THE TASK>
Whenever a line contains the string "Nalimov", copy it out of the entries.

PROVIDED DATA>
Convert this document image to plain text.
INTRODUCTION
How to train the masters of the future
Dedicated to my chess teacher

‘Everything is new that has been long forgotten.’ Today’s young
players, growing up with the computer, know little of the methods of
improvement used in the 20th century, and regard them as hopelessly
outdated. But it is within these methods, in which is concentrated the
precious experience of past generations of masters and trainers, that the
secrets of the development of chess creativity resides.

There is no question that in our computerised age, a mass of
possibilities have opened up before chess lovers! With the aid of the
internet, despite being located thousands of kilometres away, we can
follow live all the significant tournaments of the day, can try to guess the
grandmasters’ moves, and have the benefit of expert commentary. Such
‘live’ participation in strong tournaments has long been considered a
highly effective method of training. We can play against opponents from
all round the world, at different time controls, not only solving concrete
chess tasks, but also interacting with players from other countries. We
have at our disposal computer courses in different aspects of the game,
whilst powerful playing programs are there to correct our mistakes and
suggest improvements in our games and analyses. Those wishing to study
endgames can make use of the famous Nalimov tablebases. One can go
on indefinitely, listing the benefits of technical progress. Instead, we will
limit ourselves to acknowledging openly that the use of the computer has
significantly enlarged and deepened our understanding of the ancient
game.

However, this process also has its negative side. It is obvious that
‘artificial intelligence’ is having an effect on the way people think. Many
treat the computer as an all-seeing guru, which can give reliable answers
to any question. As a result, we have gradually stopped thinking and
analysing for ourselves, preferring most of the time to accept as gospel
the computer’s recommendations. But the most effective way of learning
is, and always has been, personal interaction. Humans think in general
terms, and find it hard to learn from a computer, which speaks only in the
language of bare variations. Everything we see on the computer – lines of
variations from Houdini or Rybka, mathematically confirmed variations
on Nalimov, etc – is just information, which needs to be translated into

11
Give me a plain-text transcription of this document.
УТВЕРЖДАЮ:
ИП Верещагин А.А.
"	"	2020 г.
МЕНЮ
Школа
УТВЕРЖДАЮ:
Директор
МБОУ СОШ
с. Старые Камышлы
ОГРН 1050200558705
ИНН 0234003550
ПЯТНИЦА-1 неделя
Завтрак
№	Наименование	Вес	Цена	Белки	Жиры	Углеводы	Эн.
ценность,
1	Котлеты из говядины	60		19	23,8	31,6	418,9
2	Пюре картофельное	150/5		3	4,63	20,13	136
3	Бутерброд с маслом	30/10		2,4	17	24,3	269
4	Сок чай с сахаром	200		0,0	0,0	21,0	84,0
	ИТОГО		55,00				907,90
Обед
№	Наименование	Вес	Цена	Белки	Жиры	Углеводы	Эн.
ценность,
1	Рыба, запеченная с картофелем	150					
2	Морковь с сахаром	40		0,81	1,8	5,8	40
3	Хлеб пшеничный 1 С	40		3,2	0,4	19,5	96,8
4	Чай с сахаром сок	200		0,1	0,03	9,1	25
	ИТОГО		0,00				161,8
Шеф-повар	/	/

SOLUTION FOR THIS EXERCISE>
endgames can make use of the famous Nalimov tablebases. One can go
on Nalimov, etc – is just information, which needs to be translated into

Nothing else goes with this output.